What to produce:
Make an exact copy of all the entries below, with the pictures left out.

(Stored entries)

**********

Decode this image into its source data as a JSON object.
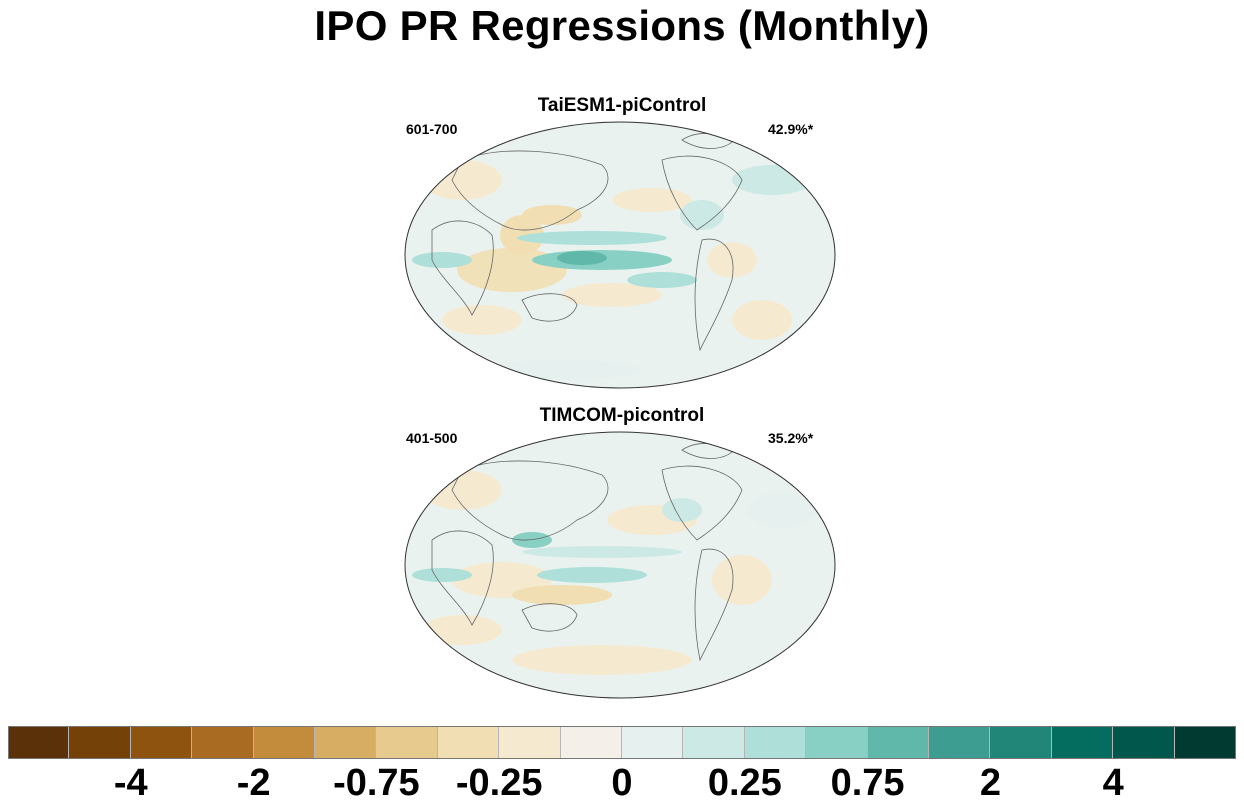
{
  "title": "IPO PR Regressions (Monthly)",
  "panels": [
    {
      "name": "TaiESM1-piControl",
      "period": "601-700",
      "percent": "42.9%*"
    },
    {
      "name": "TIMCOM-picontrol",
      "period": "401-500",
      "percent": "35.2%*"
    }
  ],
  "colorbar": {
    "colors": [
      "#5a3108",
      "#744209",
      "#8d530f",
      "#a96b22",
      "#c28c3c",
      "#d6ad63",
      "#e7ca8e",
      "#f1dfb3",
      "#f5ead0",
      "#f4f0e9",
      "#e6f1ef",
      "#cce9e5",
      "#aee0d9",
      "#89d0c4",
      "#5fb8aa",
      "#3d9d91",
      "#218578",
      "#056c60",
      "#02574c",
      "#013a31"
    ],
    "labels": [
      "-4",
      "-2",
      "-0.75",
      "-0.25",
      "0",
      "0.25",
      "0.75",
      "2",
      "4"
    ]
  }
}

**********

Exercise response:
Decode this image into its source data as a JSON object.
{
  "title": "IPO PR Regressions (Monthly)",
  "panels": [
    {
      "name": "TaiESM1-piControl",
      "period": "601-700",
      "percent": "42.9%*"
    },
    {
      "name": "TIMCOM-picontrol",
      "period": "401-500",
      "percent": "35.2%*"
    }
  ],
  "colorbar": {
    "colors": [
      "#5a3108",
      "#744209",
      "#8d530f",
      "#a96b22",
      "#c28c3c",
      "#d6ad63",
      "#e7ca8e",
      "#f1dfb3",
      "#f5ead0",
      "#f4f0e9",
      "#e6f1ef",
      "#cce9e5",
      "#aee0d9",
      "#89d0c4",
      "#5fb8aa",
      "#3d9d91",
      "#218578",
      "#056c60",
      "#02574c",
      "#013a31"
    ],
    "labels": [
      "-4",
      "-2",
      "-0.75",
      "-0.25",
      "0",
      "0.25",
      "0.75",
      "2",
      "4"
    ]
  }
}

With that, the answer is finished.